**WHAT IS ASKED**
1 > Reproduce verbatim the part of the TRaCE excerpt from "By articulating the" to "could accelerate commercialisation.".
2 > In the listing, rewrite the lines from the line with "arrow-to-si-oh-nest — [649, 286, 663, 402]" to the line with "atom-label-h3c: H₃C — [429, 212, 472, 238]", changing "annotation-arrow" to "callout-arrow" and keeping everything else the same. Give only those lines.

**SOURCE EXCERPT**
** start **
Fast-tracking Australia's net zero with new partnership models

Overview

The Trailblazer for Recycling and Clean Energy (TRaCE) unites Australia’s leading research institutions and industry innovators to accelerate the transition from laboratory breakthroughs to large-scale commercial adoption. Backed by the Australian Government, UNSW, the University of Newcastle, and having supported 120+ companies to date,  TRaCE is building the foundation for a globally competitive clean-energy and recycling sector.

Snowmelt was engaged to help TRaCE build a shared frame of reference between academia and industry, enabling better connections, collaboration, commercialisation, and investment. 

By articulating the Trailblazer model and visualising how TRaCE is connecting research and market needs, the work helps position the program as a leader in new collaboration patterns and a more coordinated Australian innovation ecosystem.

The challenge

Australia excels at generating new ideas but continues to lag in commercialising them. The Trailblazer model was created to change that, exploring new ways and incentives for universities and industry to work together differently and bring technologies to market faster.


The challenge was systemic: enabling diverse stakeholders - universities, investors, SMEs, and major industry sponsors - to engage in new collaborative R&D models, investment and support mechanisms. TRaCE needed a way to identify and bridge the gaps between the lab and the market  and to demonstrate how new  innovation models could accelerate commercialisation.


Beyond technology, the challenge was also narrative: How could TRaCE help people see and talk about these new ways of working, especially when many of the same stakeholders reappear across sectors and technologies? How might intangible collaboration, support structures and evolving partnerships and a coordinated ecosystem,  be made visible to reinforce new patterns of engagement and inclusion, particularly for the emerging clean energy and recycling sector? How could the TRaCE leadership team make sense of the growing complexity of multi-pronged, intertwined and multidisciplinary initiatives? How could the evolution of the interventions, their socio-economic impact, and (un)expected outcomes be tracked and visualised - especially over time?
** end **
Annotated region listings:
** start **
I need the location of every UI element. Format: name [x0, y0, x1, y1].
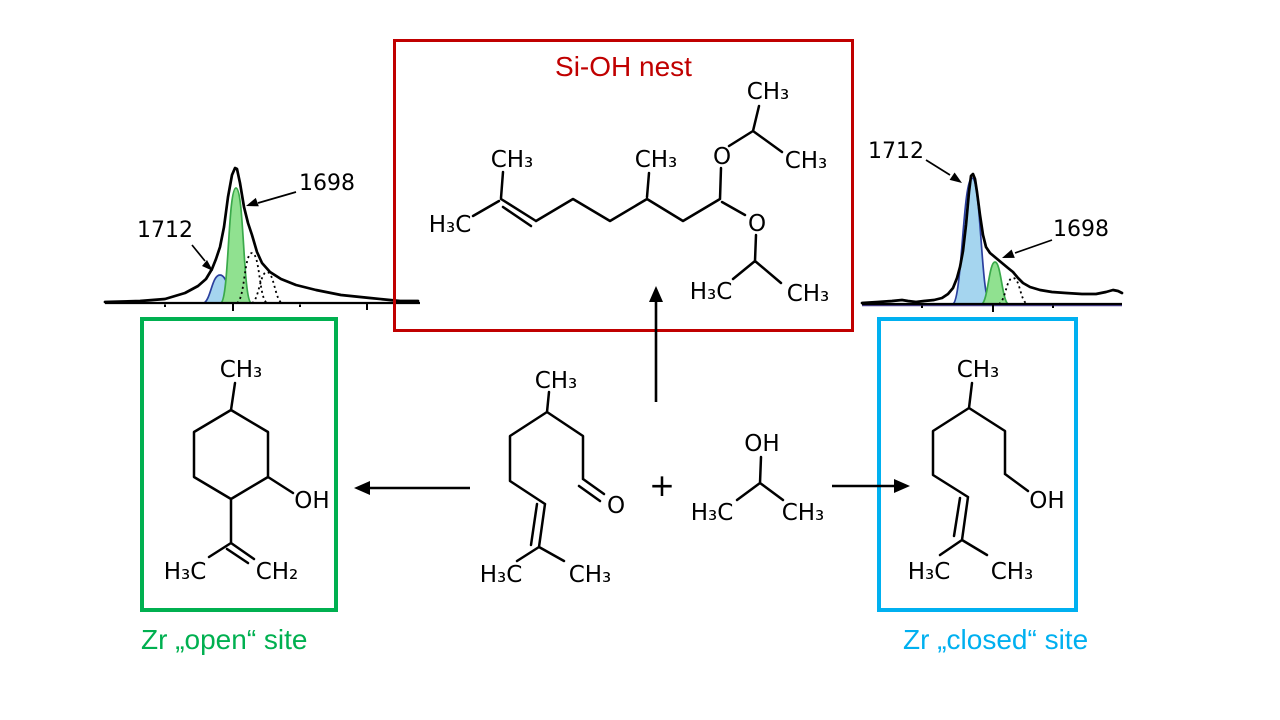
arrow-to-si-oh-nest — [649, 286, 663, 402]
isopulegol-bonds — [192, 381, 295, 565]
envelope-curve — [103, 166, 420, 304]
atom-label-ch3: CH₃ — [991, 559, 1034, 585]
annotation-arrow-1698 — [246, 191, 297, 207]
annotation-arrow-1712 — [925, 159, 962, 183]
atom-label-h3c: H₃C — [429, 212, 472, 238]
citronellol-structure: CH₃ OH H₃C CH₃ — [908, 357, 1065, 585]
atom-label-h3c: H₃C — [908, 559, 951, 585]
zr-closed-site-label: Zr „closed“ site — [903, 624, 1089, 655]
atom-label-ch3: CH₃ — [569, 562, 612, 588]
acetal-structure: H₃C CH₃ CH₃ O CH₃ CH₃ O H₃C CH₃ — [429, 79, 830, 307]
deconvolution-peak-1698 — [218, 187, 254, 304]
atom-label-ch3: CH₃ — [957, 357, 1000, 383]
atom-label-o: O — [607, 493, 625, 519]
atom-label-o: O — [713, 144, 731, 170]
atom-label-ch3: CH₃ — [747, 79, 790, 105]
atom-label-h3c: H₃C — [164, 559, 207, 585]
peak-label-1698: 1698 — [1053, 217, 1109, 242]
atom-label-ch3: CH₃ — [635, 147, 678, 173]
isopropanol-structure: OH H₃C CH₃ — [691, 431, 825, 526]
zr-open-site-label: Zr „open“ site — [141, 624, 308, 655]
atom-label-ch3: CH₃ — [787, 281, 830, 307]
ir-spectrum-left: 1712 1698 — [103, 166, 420, 311]
isopropanol-bonds — [735, 455, 785, 502]
arrow-to-closed-site — [832, 479, 910, 493]
axis-ticks — [921, 304, 1054, 312]
arrow-to-open-site — [354, 481, 470, 495]
atom-label-ch3: CH₃ — [785, 148, 828, 174]
citronellol-bonds — [931, 381, 1030, 557]
si-oh-nest-box: Si-OH nest — [393, 39, 854, 332]
annotation-arrow-1698 — [1002, 239, 1053, 258]
ir-spectrum-right: 1712 1698 — [860, 139, 1124, 312]
acetal-bonds — [471, 104, 784, 285]
atom-label-ch3: CH₃ — [220, 357, 263, 383]
isopulegol-structure: CH₃ OH H₃C CH₂ — [164, 357, 330, 585]
zr-open-site-box — [140, 317, 338, 612]
atom-label-h3c: H₃C — [691, 500, 734, 526]
atom-label-h3c: H₃C — [690, 279, 733, 305]
si-oh-nest-title: Si-OH nest — [555, 51, 692, 82]
atom-label-oh: OH — [294, 488, 329, 514]
annotation-arrow-1712 — [191, 244, 213, 271]
atom-label-ch3: CH₃ — [535, 368, 578, 394]
peak-label-1698: 1698 — [299, 171, 355, 196]
zr-closed-site-box — [877, 317, 1078, 612]
atom-label-ch2: CH₂ — [256, 559, 299, 585]
peak-label-1712: 1712 — [137, 218, 193, 243]
citronellal-structure: CH₃ H₃C CH₃ O — [480, 368, 625, 588]
envelope-curve — [860, 172, 1124, 305]
deconvolution-peak-dotted-1 — [998, 277, 1028, 305]
atom-label-h3c: H₃C — [480, 562, 523, 588]
axis-ticks — [164, 303, 368, 311]
citronellal-bonds — [508, 390, 606, 563]
deconvolution-peak-dotted-1 — [236, 252, 268, 304]
atom-label-ch3: CH₃ — [782, 500, 825, 526]
plus-sign: + — [649, 468, 675, 504]
atom-label-o: O — [748, 211, 766, 237]
atom-label-ch3: CH₃ — [491, 147, 534, 173]
peak-label-1712: 1712 — [868, 139, 924, 164]
deconvolution-peak-1698 — [979, 261, 1011, 305]
atom-label-oh: OH — [1029, 488, 1064, 514]
atom-label-oh: OH — [744, 431, 779, 457]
** end **
**SOLUTIONS TO THE EXERCISE**
1 >
By articulating the Trailblazer model and visualising how TRaCE is connecting research and market needs, the work helps position the program as a leader in new collaboration patterns and a more coordinated Australian innovation ecosystem.

The challenge

Australia excels at generating new ideas but continues to lag in commercialising them. The Trailblazer model was created to change that, exploring new ways and incentives for universities and industry to work together differently and bring technologies to market faster.


The challenge was systemic: enabling diverse stakeholders - universities, investors, SMEs, and major industry sponsors - to engage in new collaborative R&D models, investment and support mechanisms. TRaCE needed a way to identify and bridge the gaps between the lab and the market  and to demonstrate how new  innovation models could accelerate commercialisation.

2 >
arrow-to-si-oh-nest — [649, 286, 663, 402]
isopulegol-bonds — [192, 381, 295, 565]
envelope-curve — [103, 166, 420, 304]
atom-label-ch3: CH₃ — [991, 559, 1034, 585]
callout-arrow-1698 — [246, 191, 297, 207]
callout-arrow-1712 — [925, 159, 962, 183]
atom-label-h3c: H₃C — [429, 212, 472, 238]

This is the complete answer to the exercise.